▸ TEXT SHOWN

%%

A verdict is not always the last word. We preserve the issues that matter at trial and win them on appeal - in federal court and across Pennsylvania.
Trials are won and lost in front of a jury or a judge who hears witnesses, weighs exhibits, and decides what happened. Appeals are different. An appellate court does not retry the case. It reads a cold record, asks whether the trial court applied the right law to the facts that were properly preserved, and corrects the errors that changed the outcome. That is a distinct discipline — closer to argument than to advocacy in the conventional sense — and it rewards the lawyer who can find the single legal mistake that unravels an entire judgment.
At Goldstein Law Partners, appellate and post-trial work is not an afterthought we bolt onto a litigation practice. It is a core competency. We brief and argue appeals in the United States Courts of Appeals and in Pennsylvania’s appellate courts. We do this for our own trial clients and for clients who come to us after a different lawyer has already tried the case and lost. The pages below describe how we think about appeals, two representative results — two separate, unrelated cases — and what a prospective client should understand before a deadline runs.
1. Two Representative Results — Two Separate Cases
The two matters below are entirely separate, unrelated cases — different clients, different courts, and different legal issues. Neither has anything to do with the other; they are paired here only because each shows the same thing, that a trial court’s decision is not always the last word. Both are described generically, without client names, opposing parties, courts beyond the level at which the case was heard, dates, or dollar figures. They are illustrative of the kind of work the firm does, not a guarantee of any particular outcome. Every case turns on its own facts.
These are two entirely separate cases, but the two appeals share a single lesson: a meritorious claim the trial court wrongly killed can be revived, and a final order that should never have been entered can be undone. Each demanded the same habit of mind — locate the precise legal question, build the record around it, and argue it cleanly to a court that has heard a thousand cases and has little patience for anything else.
2. Why Appeals Are Different From Trials
Clients are sometimes surprised that the lawyer who shined at trial is not automatically the right lawyer for the appeal, and that the case that felt lost in the courtroom can still be winnable upstairs. The reason is that appellate courts work under rules that have almost nothing to do with how a trial feels.
The record is closed. An appeal is decided on the record made below — the transcripts, the exhibits, the rulings, the papers filed. You cannot add the witness you wish you had called or the document you forgot to offer. If it is not in the record, for purposes of the appeal it does not exist. This is why the trial is, in a real sense, where the appeal is built. The appellate brief can only argue from what the trial produced.
The standard of review controls everything. Appellate courts do not give every issue a fresh look. Some questions — usually pure questions of law — the court reviews from scratch, owing no deference to the trial judge. Other questions — how the evidence was weighed, how the trial was managed, many discretionary calls — the court reviews with heavy deference, reversing only for a clear abuse. A great deal of appellate strategy is choosing which issues to raise based on the standard that will govern them. An argument that the trial court got the law wrong is far more promising than an argument that it should have weighed the facts differently. The first reversal described above turned on exactly this: a legal question, reviewed without deference, decided in our client’s favor.

%%

▸ RAW RECORDS
%%

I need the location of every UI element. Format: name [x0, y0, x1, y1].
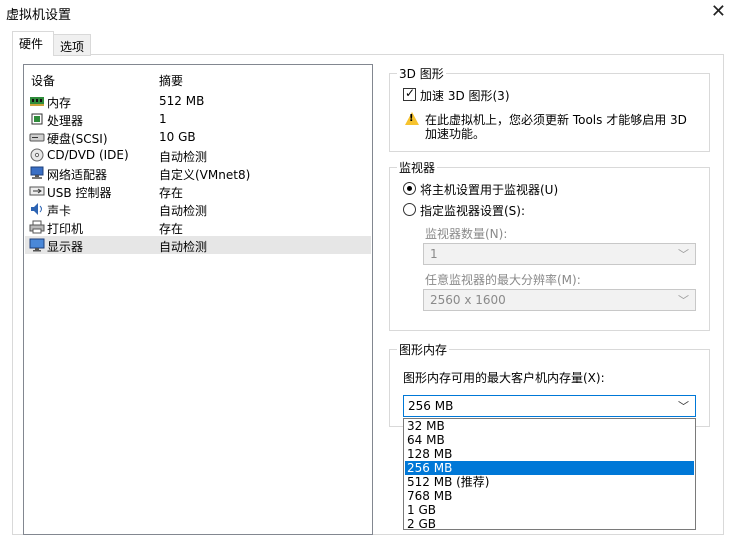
- processor-icon: [31, 113, 43, 125]
- device-row-cd[interactable]: CD/DVD (IDE) 自动检测: [25, 146, 371, 164]
- device-row-printer[interactable]: 打印机 存在: [25, 218, 371, 236]
- device-name: 声卡: [47, 204, 72, 218]
- radio-use-host-settings-label[interactable]: 将主机设置用于监视器(U): [420, 181, 558, 198]
- radio-specify-monitor-settings-label[interactable]: 指定监视器设置(S):: [420, 202, 525, 219]
- device-row-processor[interactable]: 处理器 1: [25, 110, 371, 128]
- device-name: USB 控制器: [47, 186, 112, 200]
- group-graphics-memory-legend: 图形内存: [397, 341, 450, 358]
- device-row-sound[interactable]: 声卡 自动检测: [25, 200, 371, 218]
- window-title: 虚拟机设置: [6, 8, 72, 23]
- tab-options-label: 选项: [60, 40, 85, 54]
- dropdown-option-selected[interactable]: 256 MB: [405, 461, 694, 475]
- printer-icon: [29, 220, 45, 234]
- device-name: CD/DVD (IDE): [47, 148, 129, 162]
- dropdown-option[interactable]: 2 GB: [405, 517, 694, 531]
- monitor-count-select[interactable]: 1 ﹀: [423, 243, 696, 265]
- sound-icon: [31, 203, 42, 215]
- device-summary: 自动检测: [159, 240, 208, 254]
- monitor-count-label: 监视器数量(N):: [425, 227, 508, 241]
- cd-icon: [30, 148, 44, 162]
- graphics-memory-value: 256 MB: [408, 399, 454, 413]
- close-icon[interactable]: ✕: [711, 1, 726, 22]
- device-summary: 1: [159, 112, 167, 126]
- usb-icon: [29, 186, 45, 196]
- device-row-usb[interactable]: USB 控制器 存在: [25, 182, 371, 200]
- device-summary: 存在: [159, 186, 184, 200]
- graphics-memory-select[interactable]: 256 MB ﹀: [403, 395, 696, 417]
- harddisk-icon: [29, 133, 45, 142]
- title-bar: 虚拟机设置 ✕: [0, 0, 732, 26]
- device-row-memory[interactable]: 内存 512 MB: [25, 92, 371, 110]
- warning-icon-mark: !: [409, 113, 414, 124]
- device-summary: 512 MB: [159, 94, 205, 108]
- device-summary: 10 GB: [159, 130, 196, 144]
- radio-use-host-settings[interactable]: [403, 182, 416, 195]
- accelerate-3d-label[interactable]: 加速 3D 图形(3): [420, 87, 510, 104]
- radio-specify-monitor-settings[interactable]: [403, 203, 416, 216]
- warning-text-line2: 加速功能。: [425, 127, 486, 141]
- tab-hardware-label: 硬件: [19, 37, 44, 51]
- device-name: 打印机: [47, 222, 84, 236]
- device-name: 显示器: [47, 240, 84, 254]
- group-3d-graphics-legend: 3D 图形: [397, 65, 446, 82]
- device-row-monitor[interactable]: 显示器 自动检测: [25, 236, 371, 254]
- chevron-down-icon: ﹀: [678, 400, 689, 413]
- device-summary: 自动检测: [159, 204, 208, 218]
- device-name: 处理器: [47, 114, 84, 128]
- group-monitor-legend: 监视器: [397, 159, 438, 176]
- dropdown-option[interactable]: 768 MB: [405, 489, 694, 503]
- dropdown-option[interactable]: 512 MB (推荐): [405, 475, 694, 489]
- tab-hardware[interactable]: 硬件: [12, 31, 54, 56]
- device-summary: 自动检测: [159, 150, 208, 164]
- chevron-down-icon: ﹀: [678, 294, 689, 307]
- accelerate-3d-checkbox[interactable]: ✓: [403, 86, 416, 101]
- device-summary: 存在: [159, 222, 184, 236]
- device-name: 内存: [47, 96, 72, 110]
- dropdown-option[interactable]: 1 GB: [405, 503, 694, 517]
- device-row-harddisk[interactable]: 硬盘(SCSI) 10 GB: [25, 128, 371, 146]
- max-resolution-label: 任意监视器的最大分辨率(M):: [425, 273, 581, 287]
- column-summary[interactable]: 摘要: [159, 72, 183, 89]
- graphics-memory-dropdown[interactable]: 32 MB 64 MB 128 MB 256 MB 512 MB (推荐) 76…: [403, 418, 696, 531]
- dropdown-option[interactable]: 32 MB: [405, 419, 694, 433]
- device-name: 硬盘(SCSI): [47, 132, 108, 146]
- tab-options[interactable]: 选项: [53, 34, 91, 56]
- monitor-icon: [29, 238, 45, 252]
- memory-icon: [30, 97, 44, 106]
- device-summary: 自定义(VMnet8): [159, 168, 251, 182]
- monitor-count-value: 1: [430, 247, 438, 261]
- max-resolution-value: 2560 x 1600: [430, 293, 506, 307]
- device-list-header: 设备 摘要: [24, 69, 372, 89]
- device-name: 网络适配器: [47, 168, 108, 182]
- chevron-down-icon: ﹀: [678, 248, 689, 261]
- device-list[interactable]: 设备 摘要 内存 512 MB 处理器 1 硬盘(SCSI) 10 GB CD/…: [23, 64, 373, 535]
- graphics-memory-label: 图形内存可用的最大客户机内存量(X):: [403, 371, 605, 385]
- column-device[interactable]: 设备: [31, 72, 55, 89]
- max-resolution-select[interactable]: 2560 x 1600 ﹀: [423, 289, 696, 311]
- tab-strip: 硬件 选项: [0, 31, 732, 56]
- network-icon: [30, 166, 44, 179]
- device-row-network[interactable]: 网络适配器 自定义(VMnet8): [25, 164, 371, 182]
- dropdown-option[interactable]: 128 MB: [405, 447, 694, 461]
- dropdown-option[interactable]: 64 MB: [405, 433, 694, 447]
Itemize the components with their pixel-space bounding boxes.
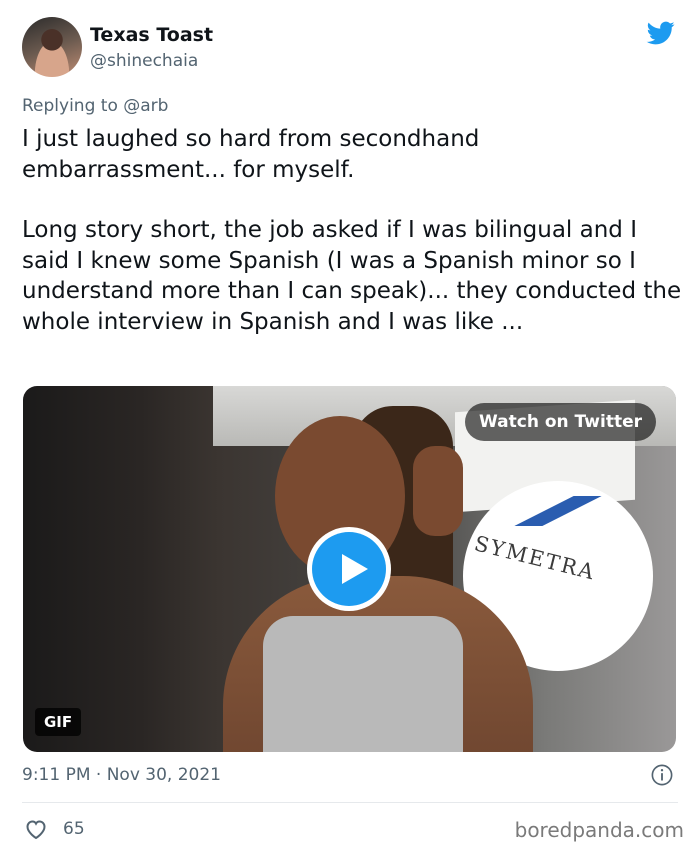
gif-badge: GIF [35, 708, 82, 736]
replying-prefix: Replying to [22, 96, 118, 116]
watch-on-twitter-button[interactable]: Watch on Twitter [465, 403, 656, 441]
tweet-card: Texas Toast @shinechaia Replying to @arb… [0, 0, 700, 856]
heart-icon[interactable] [24, 818, 48, 840]
display-name[interactable]: Texas Toast [90, 24, 213, 46]
play-triangle [342, 554, 368, 584]
user-handle[interactable]: @shinechaia [90, 51, 198, 71]
avatar[interactable] [22, 17, 82, 77]
gif-media[interactable]: SYMETRA Watch on Twitter GIF [23, 386, 676, 752]
reply-mention[interactable]: @arb [123, 96, 168, 116]
like-count[interactable]: 65 [63, 819, 85, 839]
play-button[interactable] [307, 527, 391, 611]
tweet-paragraph-1: I just laughed so hard from secondhand e… [22, 126, 480, 183]
tweet-text: I just laughed so hard from secondhand e… [22, 124, 687, 337]
play-icon [312, 532, 386, 606]
tweet-paragraph-2: Long story short, the job asked if I was… [22, 217, 682, 335]
info-icon[interactable] [651, 764, 673, 786]
divider [22, 802, 678, 803]
tweet-timestamp[interactable]: 9:11 PM · Nov 30, 2021 [22, 765, 221, 785]
replying-to: Replying to @arb [22, 96, 168, 116]
watermark: boredpanda.com [514, 818, 684, 842]
twitter-bird-icon[interactable] [645, 19, 677, 47]
tank-top [263, 616, 463, 752]
person-hand [413, 446, 463, 536]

%%

▸ EXERCISE 1
In the appellate practice text, which courts does the firm say it briefs and argues appeals in?
▸ EXERCISE 2
Output the passage of the appellate practice text between "2. Why Appeals" and "a trial feels.", inclusive.
▸ EXERCISE 3
Continue the appellate practice text, starting right after its final sentence.

▸ EXPECTED ANSWER 1
The United States Courts of Appeals and Pennsylvania’s appellate courts.

▸ EXPECTED ANSWER 2
2. Why Appeals Are Different From Trials
Clients are sometimes surprised that the lawyer who shined at trial is not automatically the right lawyer for the appeal, and that the case that felt lost in the courtroom can still be winnable upstairs. The reason is that appellate courts work under rules that have almost nothing to do with how a trial feels.

▸ EXPECTED ANSWER 3
Preservation is everything. Appellate courts will generally not consider an argument that was never presented to the trial court. If you did not object, did not raise the issue, or did not give the trial judge a chance to rule on it, the appellate court will usually treat the point as waived — gone, no matter how strong it was. This single rule is why so much of winning an appeal happens long before the appeal is filed.
Briefing and oral argument are the whole event. There are no witnesses on appeal, no jury, no dramatic cross-examination. The case is won on the brief — a written argument that must frame the issue, command the record, and persuade on the law — and, if the court grants it, on a short oral argument that is mostly the judges asking hard questions. The skills are different from trial skills. The work is quieter and, in many cases, more decisive.
3. When to Call About an Appeal
The single most important thing to know about appeals is that the deadlines are short and they are strict. The right to appeal can be lost simply by waiting — courts enforce appeal deadlines rigidly, and missing one is, in most cases, fatal to the appeal no matter how strong the underlying issue. The same is true of post-trial motions in the trial court, which often must be filed within a tight window after a verdict or order and which can be a prerequisite to appealing at all.
Because the clock starts when the order or judgment is entered — not when you finish being upset about it — the time to call is immediately. Do not wait until you have decided whether to appeal; call while there is still time to decide. The cost of an early conversation is small. The cost of a missed deadline cannot be undone.
4. Preserving Your Issues Before and During Trial
The best appeal is the one you set up before the trial court ever rules. Appellate courts review what the record contains and what was properly raised; everything else is usually waived. That makes preservation a trial skill as much as an appellate one. A few principles guide the work:
- 1Object, and object clearly. An error you do not flag for the trial judge is generally an error you cannot raise later. The objection has to be specific enough that the judge could have fixed the problem.
- 2Make your offer of proof. If the court excludes your evidence, get on the record what that evidence would have shown. Without it, the appellate court cannot judge whether the exclusion mattered.
- 3Frame the legal question. Put your strongest issues in terms of what law the trial court should apply, not merely how the facts should come out. Legal questions get the friendlier standard of review.
- 4Build a clean record. Make sure the transcripts, exhibits, and rulings you will need on appeal actually exist and are properly before the court. The record is all the appellate court will ever see.
- 5File the post-trial motions. In many courts, certain arguments must be renewed after the verdict or they are lost. Treat post-trial motions as part of the appeal, not as a formality.
None of this requires a crystal ball. It requires a lawyer who is thinking about the appeal while the trial is still in progress — who treats every ruling as a potential appellate issue and makes the record accordingly. That is how a case that goes badly at trial can still be won on review, and it is the single biggest reason to involve appellate-minded counsel early rather than after the loss.
5. Frequently Asked Questions
Can I appeal just because I lost?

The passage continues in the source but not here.